## [Work to be completed]
Show all lines holding the string "basket".
Start Information supplied
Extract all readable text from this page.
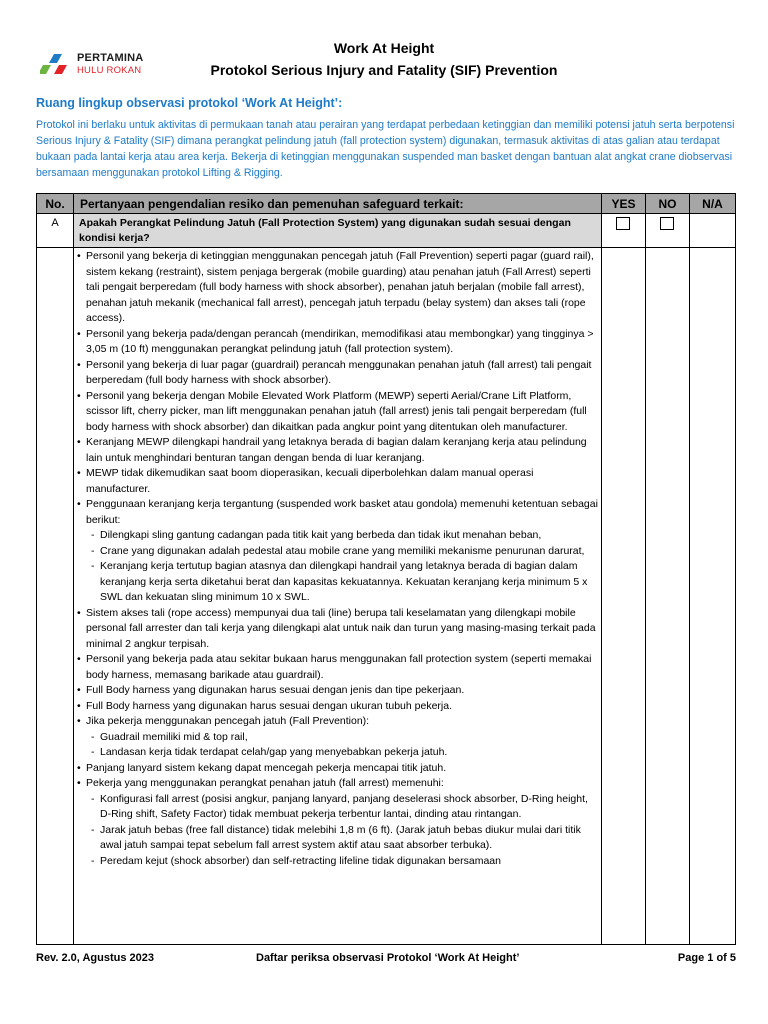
PERTAMINA
HULU ROKAN
Work At Height
Protokol Serious Injury and Fatality (SIF) Prevention
Ruang lingkup observasi protokol ‘Work At Height’:
Protokol ini berlaku untuk aktivitas di permukaan tanah atau perairan yang terdapat perbedaan ketinggian dan memiliki potensi jatuh serta berpotensi Serious Injury & Fatality (SIF) dimana perangkat pelindung jatuh (fall protection system) digunakan, termasuk aktivitas di atas galian atau terdapat bukaan pada lantai kerja atau area kerja. Bekerja di ketinggian menggunakan suspended man basket dengan bantuan alat angkat crane diobservasi bersamaan menggunakan protokol Lifting & Rigging.
No.	Pertanyaan pengendalian resiko dan pemenuhan safeguard terkait:	YES	NO	N/A
A	Apakah Perangkat Pelindung Jatuh (Fall Protection System) yang digunakan sudah sesuai dengan kondisi kerja?
• Personil yang bekerja di ketinggian menggunakan pencegah jatuh (Fall Prevention) seperti pagar (guard rail), sistem kekang (restraint), sistem penjaga bergerak (mobile guarding) atau penahan jatuh (Fall Arrest) seperti tali pengait berperedam (full body harness with shock absorber), penahan jatuh berjalan (mobile fall arrest), penahan jatuh mekanik (mechanical fall arrest), pencegah jatuh terpadu (belay system) dan akses tali (rope access).
• Personil yang bekerja pada/dengan perancah (mendirikan, memodifikasi atau membongkar) yang tingginya > 3,05 m (10 ft) menggunakan perangkat pelindung jatuh (fall protection system).
• Personil yang bekerja di luar pagar (guardrail) perancah menggunakan penahan jatuh (fall arrest) tali pengait berperedam (full body harness with shock absorber).
• Personil yang bekerja dengan Mobile Elevated Work Platform (MEWP) seperti Aerial/Crane Lift Platform, scissor lift, cherry picker, man lift menggunakan penahan jatuh (fall arrest) jenis tali pengait berperedam (full body harness with shock absorber) dan dikaitkan pada angkur point yang ditentukan oleh manufacturer.
• Keranjang MEWP dilengkapi handrail yang letaknya berada di bagian dalam keranjang kerja atau pelindung lain untuk menghindari benturan tangan dengan benda di luar keranjang.
• MEWP tidak dikemudikan saat boom dioperasikan, kecuali diperbolehkan dalam manual operasi manufacturer.
• Penggunaan keranjang kerja tergantung (suspended work basket atau gondola) memenuhi ketentuan sebagai berikut:
- Dilengkapi sling gantung cadangan pada titik kait yang berbeda dan tidak ikut menahan beban,
- Crane yang digunakan adalah pedestal atau mobile crane yang memiliki mekanisme penurunan darurat,
- Keranjang kerja tertutup bagian atasnya dan dilengkapi handrail yang letaknya berada di bagian dalam keranjang kerja serta diketahui berat dan kapasitas kekuatannya. Kekuatan keranjang kerja minimum 5 x SWL dan kekuatan sling minimum 10 x SWL.
• Sistem akses tali (rope access) mempunyai dua tali (line) berupa tali keselamatan yang dilengkapi mobile personal fall arrester dan tali kerja yang dilengkapi alat untuk naik dan turun yang masing-masing terkait pada minimal 2 angkur terpisah.
• Personil yang bekerja pada atau sekitar bukaan harus menggunakan fall protection system (seperti memakai body harness, memasang barikade atau guardrail).
• Full Body harness yang digunakan harus sesuai dengan jenis dan tipe pekerjaan.
• Full Body harness yang digunakan harus sesuai dengan ukuran tubuh pekerja.
• Jika pekerja menggunakan pencegah jatuh (Fall Prevention):
- Guadrail memiliki mid & top rail,
- Landasan kerja tidak terdapat celah/gap yang menyebabkan pekerja jatuh.
• Panjang lanyard sistem kekang dapat mencegah pekerja mencapai titik jatuh.
• Pekerja yang menggunakan perangkat penahan jatuh (fall arrest) memenuhi:
- Konfigurasi fall arrest (posisi angkur, panjang lanyard, panjang deselerasi shock absorber, D-Ring height, D-Ring shift, Safety Factor) tidak membuat pekerja terbentur lantai, dinding atau rintangan.
- Jarak jatuh bebas (free fall distance) tidak melebihi 1,8 m (6 ft). (Jarak jatuh bebas diukur mulai dari titik awal jatuh sampai tepat sebelum fall arrest system aktif atau saat absorber terbuka).
- Peredam kejut (shock absorber) dan self-retracting lifeline tidak digunakan bersamaan
Rev. 2.0, Agustus 2023	Daftar periksa observasi Protokol ‘Work At Height’	Page 1 of 5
End Information supplied
## [Task solution]
Protokol ini berlaku untuk aktivitas di permukaan tanah atau perairan yang terdapat perbedaan ketinggian dan memiliki potensi jatuh serta berpotensi Serious Injury & Fatality (SIF) dimana perangkat pelindung jatuh (fall protection system) digunakan, termasuk aktivitas di atas galian atau terdapat bukaan pada lantai kerja atau area kerja. Bekerja di ketinggian menggunakan suspended man basket dengan bantuan alat angkat crane diobservasi bersamaan menggunakan protokol Lifting & Rigging.
• Penggunaan keranjang kerja tergantung (suspended work basket atau gondola) memenuhi ketentuan sebagai berikut:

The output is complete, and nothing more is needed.